++++ Material for this task
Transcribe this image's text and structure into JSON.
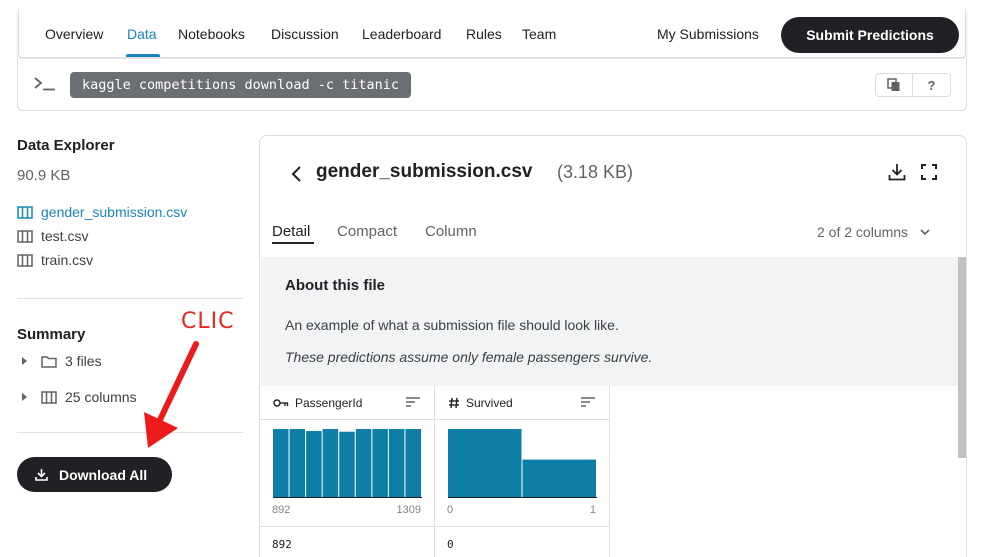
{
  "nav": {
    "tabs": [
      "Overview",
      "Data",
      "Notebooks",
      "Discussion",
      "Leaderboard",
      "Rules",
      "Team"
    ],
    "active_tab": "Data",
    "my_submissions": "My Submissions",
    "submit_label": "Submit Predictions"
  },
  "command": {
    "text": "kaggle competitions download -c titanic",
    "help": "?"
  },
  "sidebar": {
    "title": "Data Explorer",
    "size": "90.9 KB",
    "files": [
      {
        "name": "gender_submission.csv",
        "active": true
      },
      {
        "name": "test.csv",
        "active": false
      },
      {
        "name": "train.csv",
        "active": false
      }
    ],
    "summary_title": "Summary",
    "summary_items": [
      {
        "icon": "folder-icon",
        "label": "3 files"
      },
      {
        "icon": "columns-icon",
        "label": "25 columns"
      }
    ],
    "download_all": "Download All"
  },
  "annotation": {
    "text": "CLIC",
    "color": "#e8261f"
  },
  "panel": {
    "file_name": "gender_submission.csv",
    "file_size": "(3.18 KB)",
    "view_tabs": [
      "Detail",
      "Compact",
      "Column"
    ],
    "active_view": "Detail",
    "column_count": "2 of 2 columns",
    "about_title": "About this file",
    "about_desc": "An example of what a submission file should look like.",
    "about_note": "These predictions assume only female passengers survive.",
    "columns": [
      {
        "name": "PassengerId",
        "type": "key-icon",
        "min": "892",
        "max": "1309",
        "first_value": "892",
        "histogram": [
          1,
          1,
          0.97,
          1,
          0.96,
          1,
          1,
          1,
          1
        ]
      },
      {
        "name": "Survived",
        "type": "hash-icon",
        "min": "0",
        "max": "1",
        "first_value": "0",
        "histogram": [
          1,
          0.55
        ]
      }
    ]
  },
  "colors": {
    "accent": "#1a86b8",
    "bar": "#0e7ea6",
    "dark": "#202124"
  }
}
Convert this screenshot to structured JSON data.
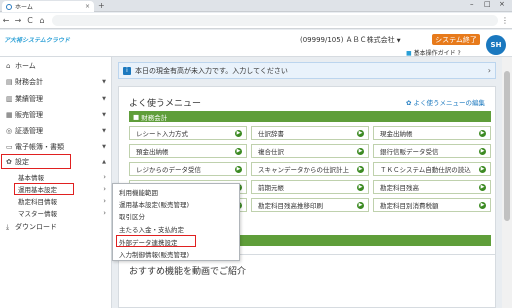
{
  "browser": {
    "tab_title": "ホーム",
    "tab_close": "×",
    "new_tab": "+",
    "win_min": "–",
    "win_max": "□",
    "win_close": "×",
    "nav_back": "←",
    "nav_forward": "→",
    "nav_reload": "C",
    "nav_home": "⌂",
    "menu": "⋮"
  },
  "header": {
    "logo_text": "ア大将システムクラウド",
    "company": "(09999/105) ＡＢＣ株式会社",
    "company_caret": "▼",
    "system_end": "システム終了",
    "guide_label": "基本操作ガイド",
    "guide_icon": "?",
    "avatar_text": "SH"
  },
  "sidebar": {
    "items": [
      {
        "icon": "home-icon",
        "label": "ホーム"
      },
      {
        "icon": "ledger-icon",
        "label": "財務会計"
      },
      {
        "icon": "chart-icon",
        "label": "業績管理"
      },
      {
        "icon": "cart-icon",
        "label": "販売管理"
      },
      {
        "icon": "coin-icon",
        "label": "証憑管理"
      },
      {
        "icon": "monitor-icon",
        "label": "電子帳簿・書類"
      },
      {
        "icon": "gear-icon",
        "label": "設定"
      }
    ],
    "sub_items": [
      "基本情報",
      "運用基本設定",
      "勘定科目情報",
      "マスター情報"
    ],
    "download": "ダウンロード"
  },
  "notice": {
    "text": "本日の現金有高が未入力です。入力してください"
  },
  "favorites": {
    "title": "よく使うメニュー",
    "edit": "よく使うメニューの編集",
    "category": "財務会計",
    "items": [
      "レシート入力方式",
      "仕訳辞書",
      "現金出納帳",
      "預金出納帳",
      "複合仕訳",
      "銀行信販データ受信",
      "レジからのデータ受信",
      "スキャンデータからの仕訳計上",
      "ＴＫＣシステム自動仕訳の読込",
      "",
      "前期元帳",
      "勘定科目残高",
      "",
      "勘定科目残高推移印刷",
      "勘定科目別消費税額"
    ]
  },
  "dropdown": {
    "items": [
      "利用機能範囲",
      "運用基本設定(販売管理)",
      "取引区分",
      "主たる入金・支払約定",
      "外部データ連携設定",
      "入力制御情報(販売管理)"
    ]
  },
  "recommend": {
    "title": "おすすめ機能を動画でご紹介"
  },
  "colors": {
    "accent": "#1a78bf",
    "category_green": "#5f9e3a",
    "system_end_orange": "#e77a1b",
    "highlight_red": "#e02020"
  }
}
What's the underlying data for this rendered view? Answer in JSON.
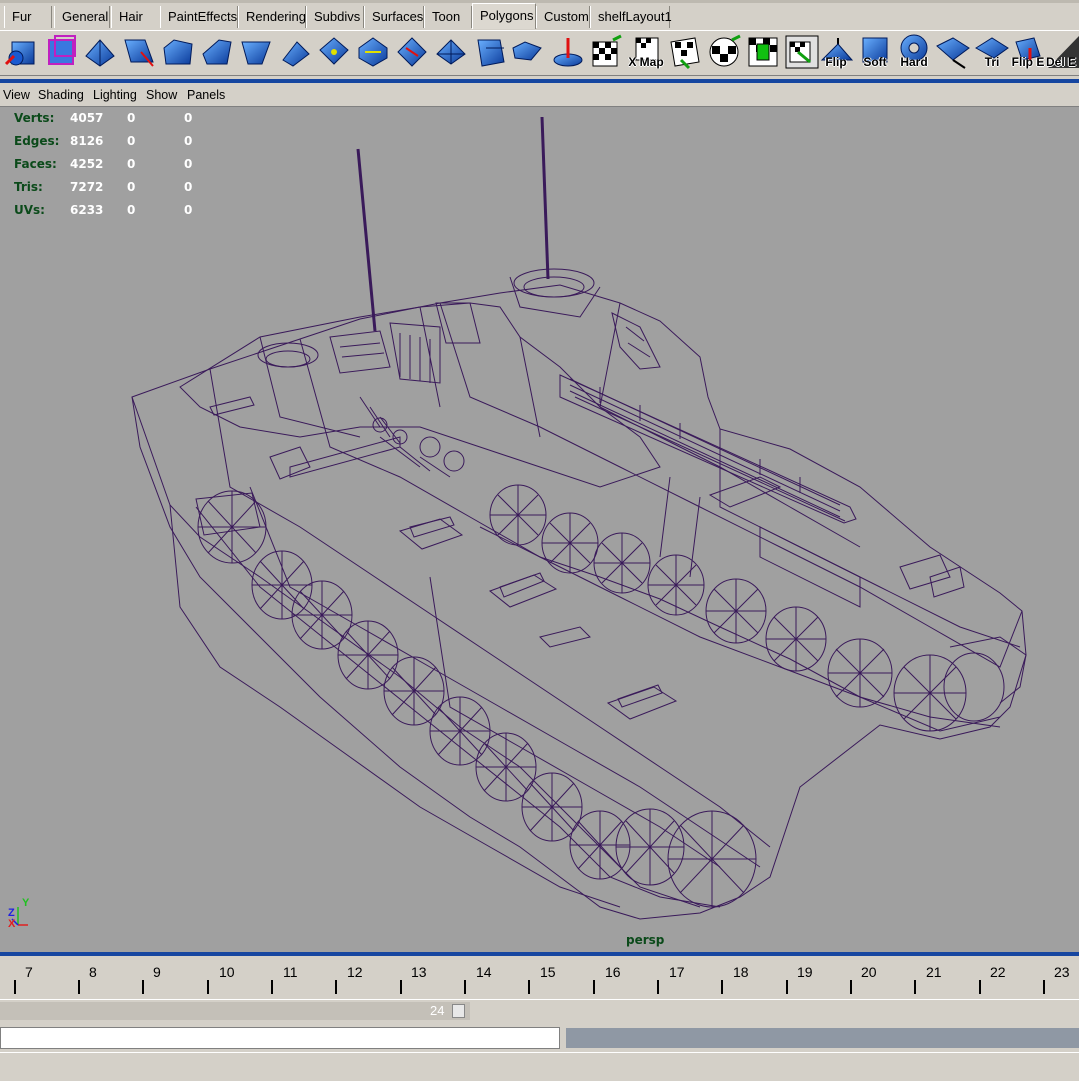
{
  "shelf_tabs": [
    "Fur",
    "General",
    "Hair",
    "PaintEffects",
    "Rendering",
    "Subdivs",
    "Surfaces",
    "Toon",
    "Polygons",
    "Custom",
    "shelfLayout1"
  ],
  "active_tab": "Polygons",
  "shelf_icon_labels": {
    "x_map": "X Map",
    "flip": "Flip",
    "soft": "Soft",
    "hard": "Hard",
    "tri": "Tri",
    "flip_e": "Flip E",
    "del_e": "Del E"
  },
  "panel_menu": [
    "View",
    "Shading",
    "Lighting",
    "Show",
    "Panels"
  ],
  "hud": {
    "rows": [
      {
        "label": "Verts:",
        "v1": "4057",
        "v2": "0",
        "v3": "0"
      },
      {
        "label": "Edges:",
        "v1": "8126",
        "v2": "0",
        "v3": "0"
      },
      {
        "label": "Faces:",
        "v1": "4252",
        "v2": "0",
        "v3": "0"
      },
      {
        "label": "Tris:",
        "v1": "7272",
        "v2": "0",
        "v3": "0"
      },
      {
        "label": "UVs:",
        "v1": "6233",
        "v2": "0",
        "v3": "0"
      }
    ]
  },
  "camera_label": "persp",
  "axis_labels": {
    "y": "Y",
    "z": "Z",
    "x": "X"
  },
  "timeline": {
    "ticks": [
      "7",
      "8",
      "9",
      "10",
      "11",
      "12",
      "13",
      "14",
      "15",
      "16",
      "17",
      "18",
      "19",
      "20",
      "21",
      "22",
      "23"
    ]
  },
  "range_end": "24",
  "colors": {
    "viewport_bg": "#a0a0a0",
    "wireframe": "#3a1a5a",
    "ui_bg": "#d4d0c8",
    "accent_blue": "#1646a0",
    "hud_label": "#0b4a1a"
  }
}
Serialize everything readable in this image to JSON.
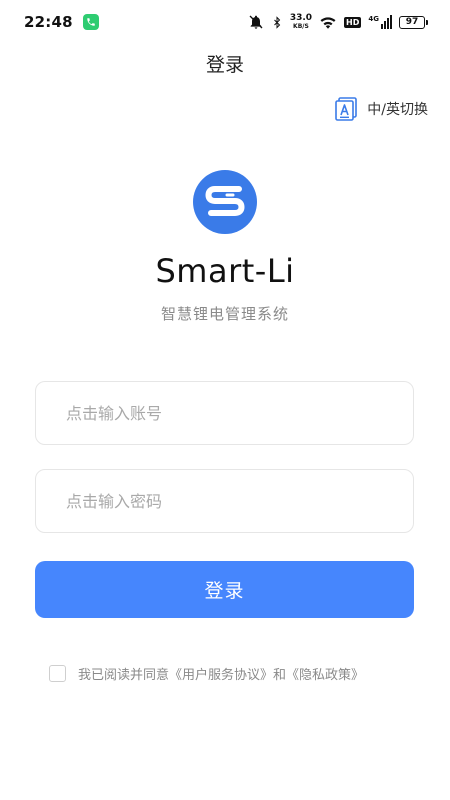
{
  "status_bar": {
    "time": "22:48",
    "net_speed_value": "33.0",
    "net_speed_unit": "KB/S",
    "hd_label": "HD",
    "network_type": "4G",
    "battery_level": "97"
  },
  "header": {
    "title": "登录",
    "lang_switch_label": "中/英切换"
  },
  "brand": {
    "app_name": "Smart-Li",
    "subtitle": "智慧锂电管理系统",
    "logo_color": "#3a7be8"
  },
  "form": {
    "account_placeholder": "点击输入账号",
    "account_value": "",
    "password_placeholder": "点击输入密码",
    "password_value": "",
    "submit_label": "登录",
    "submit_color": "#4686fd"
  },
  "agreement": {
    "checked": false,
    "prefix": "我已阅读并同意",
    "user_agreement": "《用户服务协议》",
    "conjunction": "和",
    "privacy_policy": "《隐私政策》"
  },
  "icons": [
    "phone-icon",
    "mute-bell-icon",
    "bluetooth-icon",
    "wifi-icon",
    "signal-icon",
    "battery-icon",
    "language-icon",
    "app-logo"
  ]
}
++++++++
# Directive
Find each line with the string "columns" and copy it out.

# Result of the task
        "icon": "columns-icon",
        "label": "25 columns"
    "column_count": "2 of 2 columns",
    "columns": [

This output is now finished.